→ **Stated goal**
For every line in the data below that contains "page", copy the line.

→ **Items**
——

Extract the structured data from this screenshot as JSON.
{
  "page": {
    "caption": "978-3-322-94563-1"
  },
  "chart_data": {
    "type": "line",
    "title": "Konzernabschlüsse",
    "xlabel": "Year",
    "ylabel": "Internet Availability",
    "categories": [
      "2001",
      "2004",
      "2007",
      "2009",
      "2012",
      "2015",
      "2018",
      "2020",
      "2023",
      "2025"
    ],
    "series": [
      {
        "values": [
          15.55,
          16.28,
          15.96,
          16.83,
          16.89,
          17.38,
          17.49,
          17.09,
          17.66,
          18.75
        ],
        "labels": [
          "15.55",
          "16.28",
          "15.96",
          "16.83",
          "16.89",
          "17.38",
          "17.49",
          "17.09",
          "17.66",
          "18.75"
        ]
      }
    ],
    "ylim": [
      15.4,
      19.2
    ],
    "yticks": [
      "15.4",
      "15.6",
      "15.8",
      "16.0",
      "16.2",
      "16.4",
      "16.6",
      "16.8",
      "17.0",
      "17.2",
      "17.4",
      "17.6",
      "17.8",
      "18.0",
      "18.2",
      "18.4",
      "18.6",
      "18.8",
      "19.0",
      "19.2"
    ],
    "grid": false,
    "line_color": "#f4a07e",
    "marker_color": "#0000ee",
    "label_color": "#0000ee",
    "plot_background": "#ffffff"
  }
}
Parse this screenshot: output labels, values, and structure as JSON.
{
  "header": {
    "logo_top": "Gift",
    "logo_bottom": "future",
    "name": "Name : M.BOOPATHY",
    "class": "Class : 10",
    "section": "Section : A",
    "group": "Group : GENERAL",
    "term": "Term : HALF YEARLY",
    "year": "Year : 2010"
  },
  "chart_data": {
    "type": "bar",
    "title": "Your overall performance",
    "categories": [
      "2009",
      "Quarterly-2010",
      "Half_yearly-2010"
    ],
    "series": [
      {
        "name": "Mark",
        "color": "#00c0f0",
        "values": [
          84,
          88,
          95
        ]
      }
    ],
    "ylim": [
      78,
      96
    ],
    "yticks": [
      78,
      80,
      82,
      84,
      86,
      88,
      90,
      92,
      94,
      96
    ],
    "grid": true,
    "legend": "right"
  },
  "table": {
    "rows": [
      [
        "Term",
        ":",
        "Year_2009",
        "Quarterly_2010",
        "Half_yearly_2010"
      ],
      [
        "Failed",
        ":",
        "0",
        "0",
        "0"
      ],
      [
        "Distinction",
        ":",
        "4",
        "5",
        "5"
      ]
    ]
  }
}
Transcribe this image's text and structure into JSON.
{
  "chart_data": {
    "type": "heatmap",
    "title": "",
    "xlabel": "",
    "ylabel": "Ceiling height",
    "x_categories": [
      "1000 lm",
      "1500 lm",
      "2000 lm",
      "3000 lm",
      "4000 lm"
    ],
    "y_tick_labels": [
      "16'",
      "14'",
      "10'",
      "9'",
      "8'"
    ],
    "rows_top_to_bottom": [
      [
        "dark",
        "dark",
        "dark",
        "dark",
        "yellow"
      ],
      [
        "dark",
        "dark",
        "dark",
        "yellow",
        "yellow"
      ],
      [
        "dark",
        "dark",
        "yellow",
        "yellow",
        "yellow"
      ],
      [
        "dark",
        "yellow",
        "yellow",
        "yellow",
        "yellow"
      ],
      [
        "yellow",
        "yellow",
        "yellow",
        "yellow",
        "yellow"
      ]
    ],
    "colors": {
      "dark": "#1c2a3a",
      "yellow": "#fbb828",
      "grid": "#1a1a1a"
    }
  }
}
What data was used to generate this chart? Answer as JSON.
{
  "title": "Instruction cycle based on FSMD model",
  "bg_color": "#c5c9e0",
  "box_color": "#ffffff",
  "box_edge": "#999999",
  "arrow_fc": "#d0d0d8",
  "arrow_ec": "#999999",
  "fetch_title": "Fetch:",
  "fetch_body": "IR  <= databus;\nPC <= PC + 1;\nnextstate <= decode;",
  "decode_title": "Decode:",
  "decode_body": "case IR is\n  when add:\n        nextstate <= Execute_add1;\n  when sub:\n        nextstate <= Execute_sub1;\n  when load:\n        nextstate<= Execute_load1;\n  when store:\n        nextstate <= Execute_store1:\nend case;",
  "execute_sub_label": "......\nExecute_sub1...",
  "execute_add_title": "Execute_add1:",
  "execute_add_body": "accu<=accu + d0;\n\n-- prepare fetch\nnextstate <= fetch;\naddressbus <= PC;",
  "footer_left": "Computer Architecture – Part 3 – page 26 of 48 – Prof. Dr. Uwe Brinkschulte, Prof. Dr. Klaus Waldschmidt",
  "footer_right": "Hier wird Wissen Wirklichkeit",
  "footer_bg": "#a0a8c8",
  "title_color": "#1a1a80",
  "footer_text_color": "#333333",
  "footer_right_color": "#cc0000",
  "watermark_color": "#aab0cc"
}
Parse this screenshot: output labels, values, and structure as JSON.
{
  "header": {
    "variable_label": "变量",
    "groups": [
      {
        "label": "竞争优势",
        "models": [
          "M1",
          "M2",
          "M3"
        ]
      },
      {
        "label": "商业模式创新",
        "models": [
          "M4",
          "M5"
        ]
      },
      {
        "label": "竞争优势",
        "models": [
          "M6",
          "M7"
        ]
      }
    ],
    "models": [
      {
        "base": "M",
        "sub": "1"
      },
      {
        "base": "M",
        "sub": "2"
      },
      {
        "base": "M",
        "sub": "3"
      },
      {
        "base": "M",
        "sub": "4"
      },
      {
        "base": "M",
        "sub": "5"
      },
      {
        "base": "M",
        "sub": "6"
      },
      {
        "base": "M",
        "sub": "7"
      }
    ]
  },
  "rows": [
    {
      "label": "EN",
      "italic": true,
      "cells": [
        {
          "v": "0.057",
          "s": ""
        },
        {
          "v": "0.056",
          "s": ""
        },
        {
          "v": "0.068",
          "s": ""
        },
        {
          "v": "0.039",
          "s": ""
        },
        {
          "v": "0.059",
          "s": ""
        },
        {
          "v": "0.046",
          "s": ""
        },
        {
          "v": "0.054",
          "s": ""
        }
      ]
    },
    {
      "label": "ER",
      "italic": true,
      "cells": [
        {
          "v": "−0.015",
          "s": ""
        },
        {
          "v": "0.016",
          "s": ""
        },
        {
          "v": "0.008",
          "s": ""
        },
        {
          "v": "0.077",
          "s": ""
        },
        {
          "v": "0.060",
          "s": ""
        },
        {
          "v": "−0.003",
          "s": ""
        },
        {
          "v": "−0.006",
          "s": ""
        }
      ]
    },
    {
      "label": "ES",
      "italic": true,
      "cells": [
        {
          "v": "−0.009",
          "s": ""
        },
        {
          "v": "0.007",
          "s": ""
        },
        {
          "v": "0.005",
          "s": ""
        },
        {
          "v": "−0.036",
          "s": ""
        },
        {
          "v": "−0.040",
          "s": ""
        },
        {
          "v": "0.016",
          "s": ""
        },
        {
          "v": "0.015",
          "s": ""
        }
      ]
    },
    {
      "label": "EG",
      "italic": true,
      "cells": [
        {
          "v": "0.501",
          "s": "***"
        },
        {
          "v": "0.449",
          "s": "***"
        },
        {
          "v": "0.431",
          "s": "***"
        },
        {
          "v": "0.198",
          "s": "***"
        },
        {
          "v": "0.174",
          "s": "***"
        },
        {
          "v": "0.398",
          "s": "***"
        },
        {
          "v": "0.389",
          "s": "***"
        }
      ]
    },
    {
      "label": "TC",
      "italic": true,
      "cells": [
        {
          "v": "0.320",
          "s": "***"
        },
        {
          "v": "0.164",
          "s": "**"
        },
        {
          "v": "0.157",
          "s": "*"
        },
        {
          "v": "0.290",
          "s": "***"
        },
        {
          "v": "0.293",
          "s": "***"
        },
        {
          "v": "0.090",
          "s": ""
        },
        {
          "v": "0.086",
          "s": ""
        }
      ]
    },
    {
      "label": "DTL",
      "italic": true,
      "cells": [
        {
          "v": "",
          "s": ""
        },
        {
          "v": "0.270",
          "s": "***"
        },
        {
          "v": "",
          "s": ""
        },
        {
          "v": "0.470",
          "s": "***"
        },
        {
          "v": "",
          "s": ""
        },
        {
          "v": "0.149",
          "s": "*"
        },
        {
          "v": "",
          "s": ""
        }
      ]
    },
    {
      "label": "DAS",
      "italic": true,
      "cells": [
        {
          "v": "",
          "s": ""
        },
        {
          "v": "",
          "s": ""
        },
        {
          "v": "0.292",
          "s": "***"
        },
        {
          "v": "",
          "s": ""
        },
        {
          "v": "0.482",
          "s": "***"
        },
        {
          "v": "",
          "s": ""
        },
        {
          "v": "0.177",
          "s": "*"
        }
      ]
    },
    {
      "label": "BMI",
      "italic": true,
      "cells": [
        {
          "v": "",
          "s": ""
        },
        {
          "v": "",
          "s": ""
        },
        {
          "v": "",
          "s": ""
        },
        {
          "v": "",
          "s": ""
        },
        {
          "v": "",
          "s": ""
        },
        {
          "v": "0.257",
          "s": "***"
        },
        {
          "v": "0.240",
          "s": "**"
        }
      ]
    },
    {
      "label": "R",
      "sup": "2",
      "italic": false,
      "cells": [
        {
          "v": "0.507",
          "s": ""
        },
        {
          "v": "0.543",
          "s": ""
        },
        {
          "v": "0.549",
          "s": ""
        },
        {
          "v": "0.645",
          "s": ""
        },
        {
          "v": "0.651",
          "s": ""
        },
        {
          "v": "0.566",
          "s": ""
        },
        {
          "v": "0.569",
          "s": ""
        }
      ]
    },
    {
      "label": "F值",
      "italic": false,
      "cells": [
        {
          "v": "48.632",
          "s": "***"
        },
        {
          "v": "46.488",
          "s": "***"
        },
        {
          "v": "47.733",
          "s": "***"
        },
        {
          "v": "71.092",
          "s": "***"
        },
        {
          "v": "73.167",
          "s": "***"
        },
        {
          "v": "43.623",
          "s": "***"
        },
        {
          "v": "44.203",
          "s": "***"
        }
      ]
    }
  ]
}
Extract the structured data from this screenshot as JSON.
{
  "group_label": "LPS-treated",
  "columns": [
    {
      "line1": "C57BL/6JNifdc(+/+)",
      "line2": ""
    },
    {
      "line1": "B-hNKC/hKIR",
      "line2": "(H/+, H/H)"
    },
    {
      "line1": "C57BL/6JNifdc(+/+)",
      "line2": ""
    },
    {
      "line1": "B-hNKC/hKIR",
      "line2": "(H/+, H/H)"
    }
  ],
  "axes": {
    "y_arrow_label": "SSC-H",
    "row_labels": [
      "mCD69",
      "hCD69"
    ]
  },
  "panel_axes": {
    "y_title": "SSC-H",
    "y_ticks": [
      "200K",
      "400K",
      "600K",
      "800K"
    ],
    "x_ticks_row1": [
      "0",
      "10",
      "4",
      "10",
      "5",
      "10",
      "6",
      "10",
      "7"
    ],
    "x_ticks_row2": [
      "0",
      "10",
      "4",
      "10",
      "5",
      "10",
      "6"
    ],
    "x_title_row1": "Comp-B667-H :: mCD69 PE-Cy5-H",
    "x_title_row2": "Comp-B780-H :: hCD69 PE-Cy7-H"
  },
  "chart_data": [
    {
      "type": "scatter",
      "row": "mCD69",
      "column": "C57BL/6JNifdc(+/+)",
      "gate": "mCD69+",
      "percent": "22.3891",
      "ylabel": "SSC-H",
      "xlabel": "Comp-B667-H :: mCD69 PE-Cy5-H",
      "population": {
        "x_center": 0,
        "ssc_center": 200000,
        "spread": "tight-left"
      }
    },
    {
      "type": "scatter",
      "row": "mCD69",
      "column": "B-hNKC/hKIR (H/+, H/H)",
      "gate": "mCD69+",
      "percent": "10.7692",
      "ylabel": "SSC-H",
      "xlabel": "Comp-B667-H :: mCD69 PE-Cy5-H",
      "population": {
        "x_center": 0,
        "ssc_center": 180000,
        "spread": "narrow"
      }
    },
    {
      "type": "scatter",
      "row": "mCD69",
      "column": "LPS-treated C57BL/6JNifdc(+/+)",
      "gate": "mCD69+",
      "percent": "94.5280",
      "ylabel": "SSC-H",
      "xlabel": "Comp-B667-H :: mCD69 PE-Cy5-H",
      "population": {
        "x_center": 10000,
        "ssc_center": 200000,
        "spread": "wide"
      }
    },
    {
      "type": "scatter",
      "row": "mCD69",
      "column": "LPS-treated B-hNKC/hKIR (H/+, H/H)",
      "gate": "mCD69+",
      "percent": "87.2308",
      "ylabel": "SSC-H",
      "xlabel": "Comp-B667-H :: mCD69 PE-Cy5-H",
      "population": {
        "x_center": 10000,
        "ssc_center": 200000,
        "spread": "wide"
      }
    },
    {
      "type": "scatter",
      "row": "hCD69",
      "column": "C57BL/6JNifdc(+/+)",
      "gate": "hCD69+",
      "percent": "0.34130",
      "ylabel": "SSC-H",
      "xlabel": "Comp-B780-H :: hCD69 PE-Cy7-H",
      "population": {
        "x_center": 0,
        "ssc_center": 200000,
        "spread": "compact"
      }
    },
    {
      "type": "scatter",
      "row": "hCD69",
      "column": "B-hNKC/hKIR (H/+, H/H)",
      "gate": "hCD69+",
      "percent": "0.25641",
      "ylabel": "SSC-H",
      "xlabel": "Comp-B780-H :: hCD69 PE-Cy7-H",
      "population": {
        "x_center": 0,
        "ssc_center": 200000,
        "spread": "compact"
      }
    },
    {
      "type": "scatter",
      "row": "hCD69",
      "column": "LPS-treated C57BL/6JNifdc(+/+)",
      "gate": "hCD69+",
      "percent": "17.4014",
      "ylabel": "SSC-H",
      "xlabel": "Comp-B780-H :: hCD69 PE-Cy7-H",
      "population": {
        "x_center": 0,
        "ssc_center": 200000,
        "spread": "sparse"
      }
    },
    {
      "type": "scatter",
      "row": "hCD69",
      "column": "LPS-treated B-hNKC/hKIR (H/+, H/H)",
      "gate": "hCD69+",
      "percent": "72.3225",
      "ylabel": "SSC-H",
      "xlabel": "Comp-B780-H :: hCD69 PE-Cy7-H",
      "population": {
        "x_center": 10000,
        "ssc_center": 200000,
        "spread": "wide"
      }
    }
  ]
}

——

→ **Full output**
  "page": {
  "footer_left": "Computer Architecture – Part 3 – page 26 of 48 – Prof. Dr. Uwe Brinkschulte, Prof. Dr. Klaus Waldschmidt",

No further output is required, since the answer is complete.